• **Problem to work on**
Review the listing and copy each line that holds the word "title".

(Records about charts and figures)

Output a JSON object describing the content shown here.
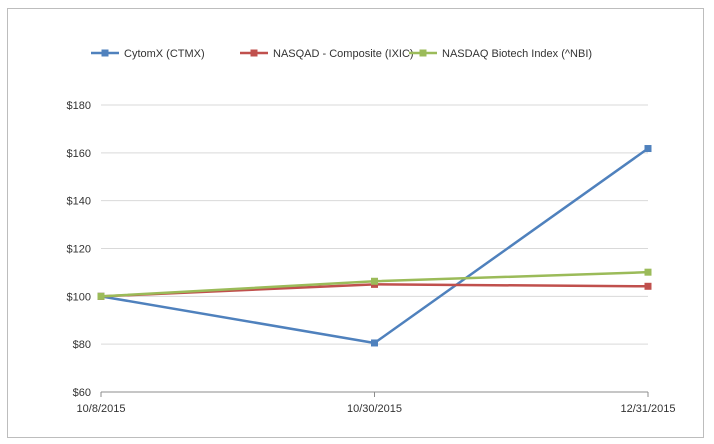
{
  "chart_data": {
    "type": "line",
    "title": "",
    "xlabel": "",
    "ylabel": "",
    "categories": [
      "10/8/2015",
      "10/30/2015",
      "12/31/2015"
    ],
    "ylim": [
      60,
      180
    ],
    "yticks": [
      60,
      80,
      100,
      120,
      140,
      160,
      180
    ],
    "ytick_labels": [
      "$60",
      "$80",
      "$100",
      "$120",
      "$140",
      "$160",
      "$180"
    ],
    "grid": "horizontal",
    "legend_position": "top",
    "series": [
      {
        "name": "CytomX (CTMX)",
        "color": "#4f81bd",
        "values": [
          100,
          80.5,
          161.8
        ]
      },
      {
        "name": "NASQAD - Composite (IXIC)",
        "color": "#c0504d",
        "values": [
          100,
          105,
          104.2
        ]
      },
      {
        "name": "NASDAQ Biotech Index (^NBI)",
        "color": "#9bbb59",
        "values": [
          100,
          106.3,
          110.1
        ]
      }
    ]
  }
}
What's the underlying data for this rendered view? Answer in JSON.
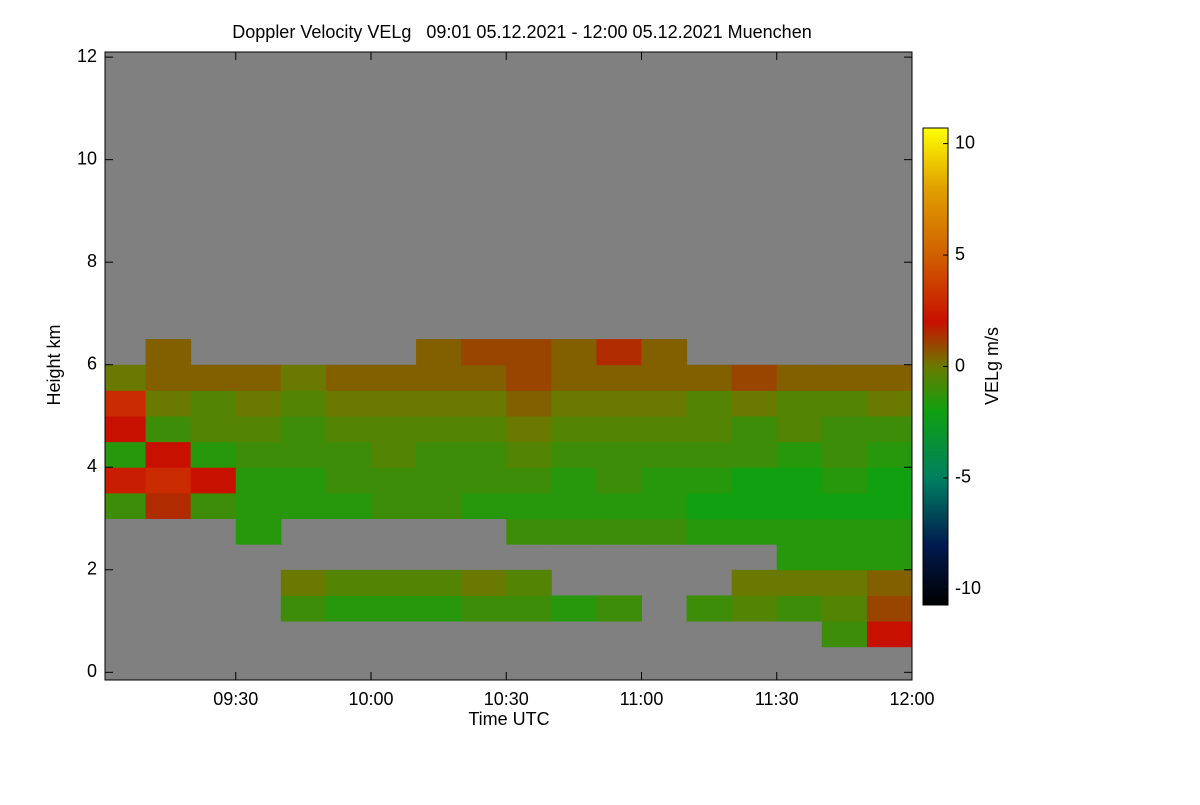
{
  "chart_data": {
    "type": "heatmap",
    "title": "Doppler Velocity VELg   09:01 05.12.2021 - 12:00 05.12.2021 Muenchen",
    "x_label": "Time UTC",
    "y_label": "Height km",
    "colorbar_label": "VELg m/s",
    "xlim": [
      1,
      180
    ],
    "xticks": [
      {
        "value": 30,
        "label": "09:30"
      },
      {
        "value": 60,
        "label": "10:00"
      },
      {
        "value": 90,
        "label": "10:30"
      },
      {
        "value": 120,
        "label": "11:00"
      },
      {
        "value": 150,
        "label": "11:30"
      },
      {
        "value": 180,
        "label": "12:00"
      }
    ],
    "ylim": [
      -0.15,
      12.1
    ],
    "yticks": [
      0,
      2,
      4,
      6,
      8,
      10,
      12
    ],
    "clim": [
      -10.7,
      10.7
    ],
    "cticks": [
      -10,
      -5,
      0,
      5,
      10
    ],
    "background": "#808080",
    "colormap": [
      {
        "value": -10.7,
        "color": "#000000"
      },
      {
        "value": -8,
        "color": "#001a50"
      },
      {
        "value": -5,
        "color": "#008060"
      },
      {
        "value": -2,
        "color": "#10a010"
      },
      {
        "value": 0,
        "color": "#6a7a00"
      },
      {
        "value": 2,
        "color": "#c81000"
      },
      {
        "value": 5,
        "color": "#d06000"
      },
      {
        "value": 8,
        "color": "#e0a000"
      },
      {
        "value": 10.7,
        "color": "#ffff00"
      }
    ],
    "x_bins": [
      0,
      10,
      20,
      30,
      40,
      50,
      60,
      70,
      80,
      90,
      100,
      110,
      120,
      130,
      140,
      150,
      160,
      170,
      180
    ],
    "y_bins": [
      0,
      0.5,
      1,
      1.5,
      2,
      2.5,
      3,
      3.5,
      4,
      4.5,
      5,
      5.5,
      6,
      6.5,
      7,
      7.5,
      8,
      8.5,
      9,
      9.5,
      10,
      10.5,
      11,
      11.5,
      12
    ],
    "z": [
      [
        null,
        null,
        null,
        null,
        null,
        null,
        null,
        null,
        null,
        null,
        null,
        null,
        null,
        null,
        null,
        null,
        null,
        null
      ],
      [
        null,
        null,
        null,
        null,
        null,
        null,
        null,
        null,
        null,
        null,
        null,
        null,
        null,
        null,
        null,
        null,
        -1,
        2
      ],
      [
        null,
        null,
        null,
        null,
        -1,
        -1.5,
        -1.5,
        -1.5,
        -1,
        -1,
        -1.5,
        -1,
        null,
        -1,
        -0.5,
        -1,
        -0.5,
        1
      ],
      [
        null,
        null,
        null,
        null,
        0,
        -0.5,
        -0.5,
        -0.5,
        0,
        -0.5,
        null,
        null,
        null,
        null,
        0,
        0,
        0,
        0.5
      ],
      [
        null,
        null,
        null,
        null,
        null,
        null,
        null,
        null,
        null,
        null,
        null,
        null,
        null,
        null,
        null,
        -1.5,
        -1.5,
        -1.5
      ],
      [
        null,
        null,
        null,
        -1.5,
        null,
        null,
        null,
        null,
        null,
        -1,
        -1,
        -1,
        -1,
        -1.5,
        -1.5,
        -1.5,
        -1.5,
        -1.5
      ],
      [
        -1,
        1.5,
        -1,
        -1.5,
        -1.5,
        -1.5,
        -1,
        -1,
        -1.5,
        -1.5,
        -1.5,
        -1.5,
        -1.5,
        -2,
        -2,
        -2,
        -2,
        -2
      ],
      [
        2.5,
        3,
        2,
        -1.5,
        -1.5,
        -1,
        -1,
        -1,
        -1,
        -1,
        -1.5,
        -1,
        -1.5,
        -1.5,
        -2,
        -2,
        -1.5,
        -2
      ],
      [
        -1.5,
        2,
        -1.5,
        -1,
        -1,
        -1,
        -0.5,
        -1,
        -1,
        -0.5,
        -1,
        -1,
        -1,
        -1,
        -1,
        -1.5,
        -1,
        -1.5
      ],
      [
        2,
        -1,
        -0.5,
        -0.5,
        -1,
        -0.5,
        -0.5,
        -0.5,
        -0.5,
        0,
        -0.5,
        -0.5,
        -0.5,
        -0.5,
        -1,
        -0.5,
        -1,
        -1
      ],
      [
        3,
        0,
        -0.5,
        0,
        -0.5,
        0,
        0,
        0,
        0,
        0.5,
        0,
        0,
        0,
        -0.5,
        0,
        -0.5,
        -0.5,
        0
      ],
      [
        0,
        0.5,
        0.5,
        0.5,
        0,
        0.5,
        0.5,
        0.5,
        0.5,
        1,
        0.5,
        0.5,
        0.5,
        0.5,
        1,
        0.5,
        0.5,
        0.5
      ],
      [
        null,
        0.5,
        null,
        null,
        null,
        null,
        null,
        0.5,
        1,
        1,
        0.5,
        1.5,
        0.5,
        null,
        null,
        null,
        null,
        null
      ],
      [
        null,
        null,
        null,
        null,
        null,
        null,
        null,
        null,
        null,
        null,
        null,
        null,
        null,
        null,
        null,
        null,
        null,
        null
      ],
      [
        null,
        null,
        null,
        null,
        null,
        null,
        null,
        null,
        null,
        null,
        null,
        null,
        null,
        null,
        null,
        null,
        null,
        null
      ],
      [
        null,
        null,
        null,
        null,
        null,
        null,
        null,
        null,
        null,
        null,
        null,
        null,
        null,
        null,
        null,
        null,
        null,
        null
      ],
      [
        null,
        null,
        null,
        null,
        null,
        null,
        null,
        null,
        null,
        null,
        null,
        null,
        null,
        null,
        null,
        null,
        null,
        null
      ],
      [
        null,
        null,
        null,
        null,
        null,
        null,
        null,
        null,
        null,
        null,
        null,
        null,
        null,
        null,
        null,
        null,
        null,
        null
      ],
      [
        null,
        null,
        null,
        null,
        null,
        null,
        null,
        null,
        null,
        null,
        null,
        null,
        null,
        null,
        null,
        null,
        null,
        null
      ],
      [
        null,
        null,
        null,
        null,
        null,
        null,
        null,
        null,
        null,
        null,
        null,
        null,
        null,
        null,
        null,
        null,
        null,
        null
      ],
      [
        null,
        null,
        null,
        null,
        null,
        null,
        null,
        null,
        null,
        null,
        null,
        null,
        null,
        null,
        null,
        null,
        null,
        null
      ],
      [
        null,
        null,
        null,
        null,
        null,
        null,
        null,
        null,
        null,
        null,
        null,
        null,
        null,
        null,
        null,
        null,
        null,
        null
      ],
      [
        null,
        null,
        null,
        null,
        null,
        null,
        null,
        null,
        null,
        null,
        null,
        null,
        null,
        null,
        null,
        null,
        null,
        null
      ],
      [
        null,
        null,
        null,
        null,
        null,
        null,
        null,
        null,
        null,
        null,
        null,
        null,
        null,
        null,
        null,
        null,
        null,
        null
      ]
    ]
  }
}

• **Solution**
    "title": "",
    "title": "Doppler Velocity VELg   09:01 05.12.2021 - 12:00 05.12.2021 Muenchen",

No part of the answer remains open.